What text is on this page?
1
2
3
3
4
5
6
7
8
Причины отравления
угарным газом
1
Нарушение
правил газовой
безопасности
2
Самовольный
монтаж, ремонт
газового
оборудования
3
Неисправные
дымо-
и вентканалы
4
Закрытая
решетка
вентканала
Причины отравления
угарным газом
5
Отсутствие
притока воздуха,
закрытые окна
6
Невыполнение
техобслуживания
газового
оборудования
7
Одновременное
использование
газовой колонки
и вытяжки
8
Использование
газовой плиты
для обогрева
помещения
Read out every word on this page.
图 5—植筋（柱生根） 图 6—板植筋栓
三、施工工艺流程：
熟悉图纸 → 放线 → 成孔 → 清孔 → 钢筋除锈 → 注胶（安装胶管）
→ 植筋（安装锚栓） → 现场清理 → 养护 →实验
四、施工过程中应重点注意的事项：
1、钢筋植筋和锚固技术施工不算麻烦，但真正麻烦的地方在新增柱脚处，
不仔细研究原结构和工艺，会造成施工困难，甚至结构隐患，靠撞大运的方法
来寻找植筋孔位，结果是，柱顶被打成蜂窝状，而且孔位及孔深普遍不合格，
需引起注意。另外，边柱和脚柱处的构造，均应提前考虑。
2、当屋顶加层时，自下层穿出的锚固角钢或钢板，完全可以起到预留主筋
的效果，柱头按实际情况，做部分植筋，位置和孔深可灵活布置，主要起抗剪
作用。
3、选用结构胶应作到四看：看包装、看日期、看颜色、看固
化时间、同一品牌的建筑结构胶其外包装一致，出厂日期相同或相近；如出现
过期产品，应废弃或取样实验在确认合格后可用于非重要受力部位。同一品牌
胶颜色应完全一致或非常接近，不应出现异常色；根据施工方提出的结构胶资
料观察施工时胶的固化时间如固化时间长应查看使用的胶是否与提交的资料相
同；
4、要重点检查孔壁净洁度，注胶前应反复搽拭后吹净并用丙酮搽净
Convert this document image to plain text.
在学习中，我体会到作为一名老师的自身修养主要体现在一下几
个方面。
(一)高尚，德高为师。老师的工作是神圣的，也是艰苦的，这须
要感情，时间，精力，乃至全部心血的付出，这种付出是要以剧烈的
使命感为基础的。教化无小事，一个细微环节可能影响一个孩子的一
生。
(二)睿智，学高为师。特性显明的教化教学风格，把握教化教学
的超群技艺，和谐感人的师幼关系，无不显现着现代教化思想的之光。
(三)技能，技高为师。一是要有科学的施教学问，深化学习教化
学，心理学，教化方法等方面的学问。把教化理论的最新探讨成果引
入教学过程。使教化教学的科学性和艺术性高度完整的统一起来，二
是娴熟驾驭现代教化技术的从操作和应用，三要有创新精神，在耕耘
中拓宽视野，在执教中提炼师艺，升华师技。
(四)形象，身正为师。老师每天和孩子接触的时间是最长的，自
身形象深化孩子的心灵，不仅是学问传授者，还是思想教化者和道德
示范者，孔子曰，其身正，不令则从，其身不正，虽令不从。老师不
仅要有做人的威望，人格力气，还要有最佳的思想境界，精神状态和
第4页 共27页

● ● ●

Extract all the material, leaving every line as it is.

What text is on this page?
1
2
3
3
4
5
6
7
8
Причины отравления
угарным газом
1
Нарушение
правил газовой
безопасности
2
Самовольный
монтаж, ремонт
газового
оборудования
3
Неисправные
дымо-
и вентканалы
4
Закрытая
решетка
вентканала
Причины отравления
угарным газом
5
Отсутствие
притока воздуха,
закрытые окна
6
Невыполнение
техобслуживания
газового
оборудования
7
Одновременное
использование
газовой колонки
и вытяжки
8
Использование
газовой плиты
для обогрева
помещения
Read out every word on this page.
图 5—植筋（柱生根） 图 6—板植筋栓
三、施工工艺流程：
熟悉图纸 → 放线 → 成孔 → 清孔 → 钢筋除锈 → 注胶（安装胶管）
→ 植筋（安装锚栓） → 现场清理 → 养护 →实验
四、施工过程中应重点注意的事项：
1、钢筋植筋和锚固技术施工不算麻烦，但真正麻烦的地方在新增柱脚处，
不仔细研究原结构和工艺，会造成施工困难，甚至结构隐患，靠撞大运的方法
来寻找植筋孔位，结果是，柱顶被打成蜂窝状，而且孔位及孔深普遍不合格，
需引起注意。另外，边柱和脚柱处的构造，均应提前考虑。
2、当屋顶加层时，自下层穿出的锚固角钢或钢板，完全可以起到预留主筋
的效果，柱头按实际情况，做部分植筋，位置和孔深可灵活布置，主要起抗剪
作用。
3、选用结构胶应作到四看：看包装、看日期、看颜色、看固
化时间、同一品牌的建筑结构胶其外包装一致，出厂日期相同或相近；如出现
过期产品，应废弃或取样实验在确认合格后可用于非重要受力部位。同一品牌
胶颜色应完全一致或非常接近，不应出现异常色；根据施工方提出的结构胶资
料观察施工时胶的固化时间如固化时间长应查看使用的胶是否与提交的资料相
同；
4、要重点检查孔壁净洁度，注胶前应反复搽拭后吹净并用丙酮搽净
Convert this document image to plain text.
在学习中，我体会到作为一名老师的自身修养主要体现在一下几
个方面。
(一)高尚，德高为师。老师的工作是神圣的，也是艰苦的，这须
要感情，时间，精力，乃至全部心血的付出，这种付出是要以剧烈的
使命感为基础的。教化无小事，一个细微环节可能影响一个孩子的一
生。
(二)睿智，学高为师。特性显明的教化教学风格，把握教化教学
的超群技艺，和谐感人的师幼关系，无不显现着现代教化思想的之光。
(三)技能，技高为师。一是要有科学的施教学问，深化学习教化
学，心理学，教化方法等方面的学问。把教化理论的最新探讨成果引
入教学过程。使教化教学的科学性和艺术性高度完整的统一起来，二
是娴熟驾驭现代教化技术的从操作和应用，三要有创新精神，在耕耘
中拓宽视野，在执教中提炼师艺，升华师技。
(四)形象，身正为师。老师每天和孩子接触的时间是最长的，自
身形象深化孩子的心灵，不仅是学问传授者，还是思想教化者和道德
示范者，孔子曰，其身正，不令则从，其身不正，虽令不从。老师不
仅要有做人的威望，人格力气，还要有最佳的思想境界，精神状态和
第4页 共27页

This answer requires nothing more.